#### Texto fornecido
Como você vê, não é o conteúdo espírita, aquilo que desencadeia uma relação espírita entre as pessoas, mas a forma – essa sim, espírita ou não – como nos relacionamos. Compartilhar conhecimento espírita só é valido se feito de forma espírita, isto é, sem que pretendamos converter o outro `a nossa doutrina, e desde que estejamos dispostos a aprender também. Uma postura identitaria, de auto-valorização extrema, na pressuposição de que estamos no espaço da Verdade e o outro no lugar do erro, mesmo que essa postura esteja vinculada ao Espiritismo, não será, sob esse ponto de vista, uma atitude espírita. Daí a diferença entre “divulgação” (ato informativo, autoritário e centrado na mensagem) e “comunicação” (ato interativo-construtivo, democrático e centrado nas pessoas).
GEAE – Considerando o caso de um grupo de estudos similar ao nosso, como incentivar a participação das pessoas nas discussões ?
LS – Tratando de temas e problemas *delas*, e não dos nossos. Servindo-as.
Isso, contudo, demanda, no âmbito da comunicação social, desistirmos de alguns preconceitos que, muitas vezes, estão incrustados em nos. Num ambiente plural e múltiplo, como a Internet, as pessoas só ficam nas regiões de seu interesse. Sempre que a nossa temática e o nosso linguajar for especifica e exclusivamente espírita, estaremos operando uma segmentação de nosso publico interlocutor, que será ou espírita, ou simpatizante do Espiritismo.
Com quem queremos falar? Quanto mais diferente de nós for o nosso interlocutor, mais ele exigira de nós em termos de concessões de temática e linguagem, para prosseguir interagindo. E quanto mais dispostos estivermos a aprender com eles, melhor eles se sentirão, na interação conosco. Caso contrario, estaremos fundando novamente o espelho: desinteressados a respeito do que pensa e faz o “outro”, projetaremos a nos mesmos, num movimento de circularidade, extremamente pobre em comunicação.
GEAE – Tomando como exemplo a seção “Palestras Familiares de Alem Tumulo” em que procuramos incentivar a analise e discussão das mensagens, para desenvolvimento do senso critico – permita-nos utilizar uma frase sua, critica no sentido filosófico e não no sentido moral – julgamos que o modo mais produtivo de estudo é a participação ativa de todos, que as analises não se restringissem apenas aos editores ?
LS – Para que instauremos um espaço comunicativo de dialogo, quanto menor a hierarquização dos interlocutores entre si, melhor será a comunicação. Uma situação de verdadeira dialogicidade, é um ambiente de permuta, de intercambio, em que todos ensinam e aprendem, ao mesmo tempo. Dai, porque consideramos que a tarefa fundamental da comunicação social espírita é a de *fundar uma esfera publica racional e afetivamente orientada para a dimensão espiritual da vida*, dentro da qual os espíritas ensinem, mas aprendam também. Por tais razoes, consideramos evidente que, tanto no exemplo dado, como nas demais atividades envolvendo a tematização da vida em relação com o Espiritismo, a participação de muitos é sempre melhor do que a de apenas alguns.
########
**Exercício escrito**
Transcreva do texto sobre comunicação espírita o trecho que vai de "GEAE – Tomando" até "aos editores ?", incluindo essas palavras.
#### Amostra de dados
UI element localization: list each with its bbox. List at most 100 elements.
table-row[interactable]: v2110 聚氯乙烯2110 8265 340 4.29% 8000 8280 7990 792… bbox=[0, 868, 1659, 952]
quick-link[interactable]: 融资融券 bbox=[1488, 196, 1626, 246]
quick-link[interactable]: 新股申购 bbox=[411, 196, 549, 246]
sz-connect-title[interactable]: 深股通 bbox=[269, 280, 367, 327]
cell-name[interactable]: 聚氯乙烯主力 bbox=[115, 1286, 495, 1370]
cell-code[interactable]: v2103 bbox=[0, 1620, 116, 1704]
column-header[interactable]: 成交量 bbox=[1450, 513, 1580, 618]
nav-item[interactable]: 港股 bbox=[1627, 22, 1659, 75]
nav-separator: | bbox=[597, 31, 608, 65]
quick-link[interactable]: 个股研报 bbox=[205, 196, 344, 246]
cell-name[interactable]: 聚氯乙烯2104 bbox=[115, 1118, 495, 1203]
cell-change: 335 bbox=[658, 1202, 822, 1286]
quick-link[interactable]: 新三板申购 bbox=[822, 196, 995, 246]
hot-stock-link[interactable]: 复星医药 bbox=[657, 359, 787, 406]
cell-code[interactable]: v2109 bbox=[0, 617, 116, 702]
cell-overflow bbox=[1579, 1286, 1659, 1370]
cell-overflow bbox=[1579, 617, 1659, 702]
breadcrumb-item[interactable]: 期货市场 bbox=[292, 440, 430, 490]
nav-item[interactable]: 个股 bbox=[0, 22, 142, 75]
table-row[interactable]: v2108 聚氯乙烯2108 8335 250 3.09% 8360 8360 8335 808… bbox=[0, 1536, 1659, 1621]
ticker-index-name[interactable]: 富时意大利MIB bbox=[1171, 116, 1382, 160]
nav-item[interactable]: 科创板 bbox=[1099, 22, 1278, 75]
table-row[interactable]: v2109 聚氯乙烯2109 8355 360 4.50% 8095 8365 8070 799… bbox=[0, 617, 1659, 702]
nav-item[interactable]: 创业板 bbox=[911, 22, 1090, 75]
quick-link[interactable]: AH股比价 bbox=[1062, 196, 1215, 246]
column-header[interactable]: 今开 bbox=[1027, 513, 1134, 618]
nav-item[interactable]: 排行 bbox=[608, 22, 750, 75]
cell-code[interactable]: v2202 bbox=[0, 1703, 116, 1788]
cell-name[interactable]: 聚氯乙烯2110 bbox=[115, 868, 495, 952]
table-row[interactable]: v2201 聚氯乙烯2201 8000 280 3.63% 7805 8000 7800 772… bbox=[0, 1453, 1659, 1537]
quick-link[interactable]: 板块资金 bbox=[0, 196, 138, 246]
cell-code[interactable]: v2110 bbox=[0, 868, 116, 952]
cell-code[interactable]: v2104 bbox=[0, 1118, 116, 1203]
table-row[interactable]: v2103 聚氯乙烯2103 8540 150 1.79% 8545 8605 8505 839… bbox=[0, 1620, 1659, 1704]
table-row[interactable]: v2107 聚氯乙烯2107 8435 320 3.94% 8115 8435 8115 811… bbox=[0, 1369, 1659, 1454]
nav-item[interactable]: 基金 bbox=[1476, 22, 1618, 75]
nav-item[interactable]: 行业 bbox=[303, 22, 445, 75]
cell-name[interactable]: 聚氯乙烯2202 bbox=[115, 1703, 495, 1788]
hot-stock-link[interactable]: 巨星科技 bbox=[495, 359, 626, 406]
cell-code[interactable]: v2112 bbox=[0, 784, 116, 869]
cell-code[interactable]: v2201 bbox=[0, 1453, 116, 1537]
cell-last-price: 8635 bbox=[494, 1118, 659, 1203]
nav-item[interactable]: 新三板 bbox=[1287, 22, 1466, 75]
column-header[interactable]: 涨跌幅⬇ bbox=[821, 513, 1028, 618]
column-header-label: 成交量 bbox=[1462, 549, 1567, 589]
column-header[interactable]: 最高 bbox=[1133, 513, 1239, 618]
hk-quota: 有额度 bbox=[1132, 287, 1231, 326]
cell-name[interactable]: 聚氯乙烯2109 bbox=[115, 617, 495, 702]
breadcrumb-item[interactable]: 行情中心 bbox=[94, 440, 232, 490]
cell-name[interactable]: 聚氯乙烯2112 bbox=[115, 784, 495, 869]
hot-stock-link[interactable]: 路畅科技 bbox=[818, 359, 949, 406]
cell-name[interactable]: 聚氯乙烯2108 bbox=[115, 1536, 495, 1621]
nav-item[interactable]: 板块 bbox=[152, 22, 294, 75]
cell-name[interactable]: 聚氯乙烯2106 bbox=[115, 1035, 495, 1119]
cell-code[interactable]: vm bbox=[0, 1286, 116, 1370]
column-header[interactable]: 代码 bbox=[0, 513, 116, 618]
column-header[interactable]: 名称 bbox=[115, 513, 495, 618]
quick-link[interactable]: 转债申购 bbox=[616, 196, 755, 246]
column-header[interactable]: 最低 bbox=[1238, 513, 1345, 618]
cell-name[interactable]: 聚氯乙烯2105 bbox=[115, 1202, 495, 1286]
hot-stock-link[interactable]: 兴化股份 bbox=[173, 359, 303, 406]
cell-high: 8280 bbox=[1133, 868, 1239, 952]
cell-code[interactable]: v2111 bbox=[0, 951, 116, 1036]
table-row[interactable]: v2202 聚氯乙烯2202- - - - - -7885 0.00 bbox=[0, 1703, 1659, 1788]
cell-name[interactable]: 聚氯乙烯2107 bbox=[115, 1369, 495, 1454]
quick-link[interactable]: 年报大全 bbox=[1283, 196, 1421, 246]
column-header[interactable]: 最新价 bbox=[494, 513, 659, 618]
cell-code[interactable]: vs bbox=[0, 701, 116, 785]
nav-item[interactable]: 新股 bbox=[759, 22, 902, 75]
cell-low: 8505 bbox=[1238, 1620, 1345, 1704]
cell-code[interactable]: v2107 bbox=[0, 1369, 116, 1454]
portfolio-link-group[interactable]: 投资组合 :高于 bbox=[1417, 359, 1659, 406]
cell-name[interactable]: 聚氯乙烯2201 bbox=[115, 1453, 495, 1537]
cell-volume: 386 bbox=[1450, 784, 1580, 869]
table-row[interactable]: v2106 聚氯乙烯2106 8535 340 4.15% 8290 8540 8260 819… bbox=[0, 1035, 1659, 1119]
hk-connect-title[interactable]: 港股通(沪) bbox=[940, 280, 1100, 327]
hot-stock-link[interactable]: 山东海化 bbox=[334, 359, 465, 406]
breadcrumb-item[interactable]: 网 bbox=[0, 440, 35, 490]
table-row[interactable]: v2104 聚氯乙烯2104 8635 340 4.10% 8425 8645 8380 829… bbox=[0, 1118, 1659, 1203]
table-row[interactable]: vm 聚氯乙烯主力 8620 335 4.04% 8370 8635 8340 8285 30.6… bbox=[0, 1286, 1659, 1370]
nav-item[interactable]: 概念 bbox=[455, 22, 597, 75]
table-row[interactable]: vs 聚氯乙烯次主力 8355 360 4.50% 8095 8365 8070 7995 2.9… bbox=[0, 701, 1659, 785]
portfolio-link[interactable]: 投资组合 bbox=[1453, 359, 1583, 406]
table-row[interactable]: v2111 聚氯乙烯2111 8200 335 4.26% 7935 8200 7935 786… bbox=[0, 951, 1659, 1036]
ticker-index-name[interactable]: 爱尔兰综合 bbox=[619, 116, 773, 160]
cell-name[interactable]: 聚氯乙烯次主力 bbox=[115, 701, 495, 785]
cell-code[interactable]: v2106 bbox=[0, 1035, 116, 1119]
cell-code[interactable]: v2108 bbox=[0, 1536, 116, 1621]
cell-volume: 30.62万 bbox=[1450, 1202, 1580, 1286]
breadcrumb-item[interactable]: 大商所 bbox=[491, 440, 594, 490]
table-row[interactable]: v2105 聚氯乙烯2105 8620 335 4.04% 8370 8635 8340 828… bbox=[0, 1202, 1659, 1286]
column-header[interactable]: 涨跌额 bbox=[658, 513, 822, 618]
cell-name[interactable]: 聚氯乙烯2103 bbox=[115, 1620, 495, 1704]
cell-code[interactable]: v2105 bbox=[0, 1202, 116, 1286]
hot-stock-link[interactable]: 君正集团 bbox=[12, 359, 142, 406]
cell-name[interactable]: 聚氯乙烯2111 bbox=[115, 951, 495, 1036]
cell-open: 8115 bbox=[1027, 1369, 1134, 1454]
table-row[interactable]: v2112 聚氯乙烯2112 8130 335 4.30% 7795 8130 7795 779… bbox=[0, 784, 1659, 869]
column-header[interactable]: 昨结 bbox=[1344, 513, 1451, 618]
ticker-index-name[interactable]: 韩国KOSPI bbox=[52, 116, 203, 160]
########
**Resultado**
GEAE – Tomando como exemplo a seção “Palestras Familiares de Alem Tumulo” em que procuramos incentivar a analise e discussão das mensagens, para desenvolvimento do senso critico – permita-nos utilizar uma frase sua, critica no sentido filosófico e não no sentido moral – julgamos que o modo mais produtivo de estudo é a participação ativa de todos, que as analises não se restringissem apenas aos editores ?